## Begin RECORDS SHOWN

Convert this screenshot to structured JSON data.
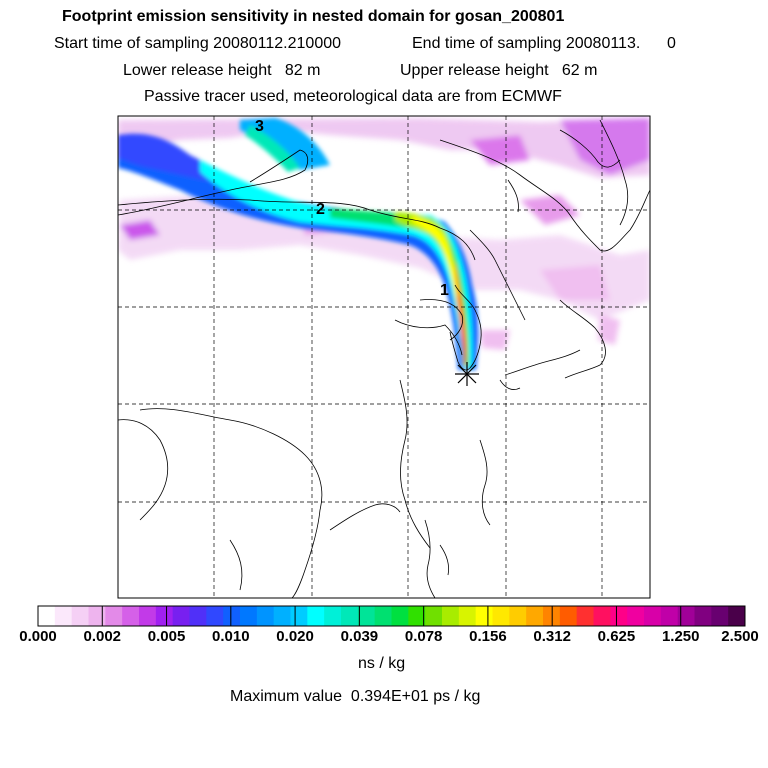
{
  "header": {
    "title": "Footprint emission sensitivity in nested domain for gosan_200801",
    "start_time": "Start time of sampling 20080112.210000",
    "end_time": "End time of sampling 20080113.      0",
    "lower_release": "Lower release height   82 m",
    "upper_release": "Upper release height   62 m",
    "tracer_note": "Passive tracer used, meteorological data are from ECMWF"
  },
  "chart_data": {
    "type": "heatmap",
    "title": "Footprint emission sensitivity in nested domain for gosan_200801",
    "colorbar": {
      "tick_labels": [
        "0.000",
        "0.002",
        "0.005",
        "0.010",
        "0.020",
        "0.039",
        "0.078",
        "0.156",
        "0.312",
        "0.625",
        "1.250",
        "2.500"
      ],
      "tick_values": [
        0.0,
        0.002,
        0.005,
        0.01,
        0.02,
        0.039,
        0.078,
        0.156,
        0.312,
        0.625,
        1.25,
        2.5
      ],
      "unit_label": "ns / kg",
      "colors": [
        "#ffffff",
        "#fbe8fb",
        "#f5d0f5",
        "#eeb4ee",
        "#e38ae8",
        "#d560e8",
        "#c23ae8",
        "#a020f0",
        "#7820f0",
        "#5030f8",
        "#3048ff",
        "#1060ff",
        "#0078ff",
        "#0094ff",
        "#00b0ff",
        "#00ccff",
        "#00ffff",
        "#00f0d8",
        "#00e8b8",
        "#00e498",
        "#00e070",
        "#00e040",
        "#30e000",
        "#70e000",
        "#a8ec00",
        "#d8f400",
        "#ffff00",
        "#ffe800",
        "#ffcc00",
        "#ffa800",
        "#ff8400",
        "#ff5c00",
        "#ff3030",
        "#ff1060",
        "#ff0088",
        "#f000a0",
        "#d800a8",
        "#c000a8",
        "#a00098",
        "#800080",
        "#680070",
        "#4a004a"
      ]
    },
    "trajectory_labels": [
      "1",
      "2",
      "3"
    ],
    "receptor": "gosan",
    "max_value_text": "Maximum value  0.394E+01 ps / kg"
  }
}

## End RECORDS SHOWN

(GIVEN TASK) Every record above should be written out again without change, except that the pictures are left out.

(SOLUTION FOR THIS EXERCISE)
Convert this screenshot to structured JSON data.
{
  "header": {
    "title": "Footprint emission sensitivity in nested domain for gosan_200801",
    "start_time": "Start time of sampling 20080112.210000",
    "end_time": "End time of sampling 20080113.      0",
    "lower_release": "Lower release height   82 m",
    "upper_release": "Upper release height   62 m",
    "tracer_note": "Passive tracer used, meteorological data are from ECMWF"
  },
  "chart_data": {
    "type": "heatmap",
    "title": "Footprint emission sensitivity in nested domain for gosan_200801",
    "colorbar": {
      "tick_labels": [
        "0.000",
        "0.002",
        "0.005",
        "0.010",
        "0.020",
        "0.039",
        "0.078",
        "0.156",
        "0.312",
        "0.625",
        "1.250",
        "2.500"
      ],
      "tick_values": [
        0.0,
        0.002,
        0.005,
        0.01,
        0.02,
        0.039,
        0.078,
        0.156,
        0.312,
        0.625,
        1.25,
        2.5
      ],
      "unit_label": "ns / kg",
      "colors": [
        "#ffffff",
        "#fbe8fb",
        "#f5d0f5",
        "#eeb4ee",
        "#e38ae8",
        "#d560e8",
        "#c23ae8",
        "#a020f0",
        "#7820f0",
        "#5030f8",
        "#3048ff",
        "#1060ff",
        "#0078ff",
        "#0094ff",
        "#00b0ff",
        "#00ccff",
        "#00ffff",
        "#00f0d8",
        "#00e8b8",
        "#00e498",
        "#00e070",
        "#00e040",
        "#30e000",
        "#70e000",
        "#a8ec00",
        "#d8f400",
        "#ffff00",
        "#ffe800",
        "#ffcc00",
        "#ffa800",
        "#ff8400",
        "#ff5c00",
        "#ff3030",
        "#ff1060",
        "#ff0088",
        "#f000a0",
        "#d800a8",
        "#c000a8",
        "#a00098",
        "#800080",
        "#680070",
        "#4a004a"
      ]
    },
    "trajectory_labels": [
      "1",
      "2",
      "3"
    ],
    "receptor": "gosan",
    "max_value_text": "Maximum value  0.394E+01 ps / kg"
  }
}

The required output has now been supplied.